Given request
Lines holding the string "Configuration" are the ones to copy from this listing.

** Start of Given records **

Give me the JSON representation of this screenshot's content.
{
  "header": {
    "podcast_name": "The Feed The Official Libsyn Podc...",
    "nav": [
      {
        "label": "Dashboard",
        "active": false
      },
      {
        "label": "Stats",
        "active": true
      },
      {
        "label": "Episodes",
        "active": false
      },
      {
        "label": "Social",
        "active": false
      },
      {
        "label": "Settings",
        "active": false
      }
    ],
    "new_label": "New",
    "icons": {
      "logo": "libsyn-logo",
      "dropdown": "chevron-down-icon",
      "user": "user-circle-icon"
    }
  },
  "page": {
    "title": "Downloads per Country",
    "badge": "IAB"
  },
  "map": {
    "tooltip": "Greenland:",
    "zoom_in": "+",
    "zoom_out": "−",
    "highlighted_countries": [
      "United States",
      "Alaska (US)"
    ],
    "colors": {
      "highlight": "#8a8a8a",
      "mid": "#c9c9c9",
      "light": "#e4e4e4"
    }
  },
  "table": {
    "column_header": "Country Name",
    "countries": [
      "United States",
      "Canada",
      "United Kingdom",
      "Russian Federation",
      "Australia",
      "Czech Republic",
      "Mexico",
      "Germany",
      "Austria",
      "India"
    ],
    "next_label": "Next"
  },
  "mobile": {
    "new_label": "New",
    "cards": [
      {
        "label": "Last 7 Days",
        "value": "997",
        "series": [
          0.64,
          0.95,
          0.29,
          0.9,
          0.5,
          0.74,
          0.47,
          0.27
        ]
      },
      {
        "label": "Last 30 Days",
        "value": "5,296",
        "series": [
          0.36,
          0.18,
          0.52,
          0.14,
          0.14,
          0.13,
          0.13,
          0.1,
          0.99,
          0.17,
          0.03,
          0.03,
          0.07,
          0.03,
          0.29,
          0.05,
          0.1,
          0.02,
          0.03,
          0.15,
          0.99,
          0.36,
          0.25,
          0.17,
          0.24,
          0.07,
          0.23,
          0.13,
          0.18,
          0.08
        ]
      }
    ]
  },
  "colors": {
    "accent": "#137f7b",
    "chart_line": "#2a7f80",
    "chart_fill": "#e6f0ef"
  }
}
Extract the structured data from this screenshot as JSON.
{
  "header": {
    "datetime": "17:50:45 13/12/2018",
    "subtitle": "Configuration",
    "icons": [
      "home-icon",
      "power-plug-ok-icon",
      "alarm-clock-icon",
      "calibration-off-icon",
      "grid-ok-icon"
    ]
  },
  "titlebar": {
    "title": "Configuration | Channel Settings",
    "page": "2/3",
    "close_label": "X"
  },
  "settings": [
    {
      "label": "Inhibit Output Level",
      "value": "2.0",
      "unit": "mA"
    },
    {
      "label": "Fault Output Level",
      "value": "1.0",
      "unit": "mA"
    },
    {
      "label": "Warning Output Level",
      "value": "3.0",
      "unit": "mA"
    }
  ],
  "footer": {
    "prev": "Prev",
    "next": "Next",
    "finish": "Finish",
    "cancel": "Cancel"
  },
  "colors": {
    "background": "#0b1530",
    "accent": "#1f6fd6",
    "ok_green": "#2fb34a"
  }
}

** End of Given records **

Correct answer
    "subtitle": "Configuration",
    "title": "Configuration | Channel Settings",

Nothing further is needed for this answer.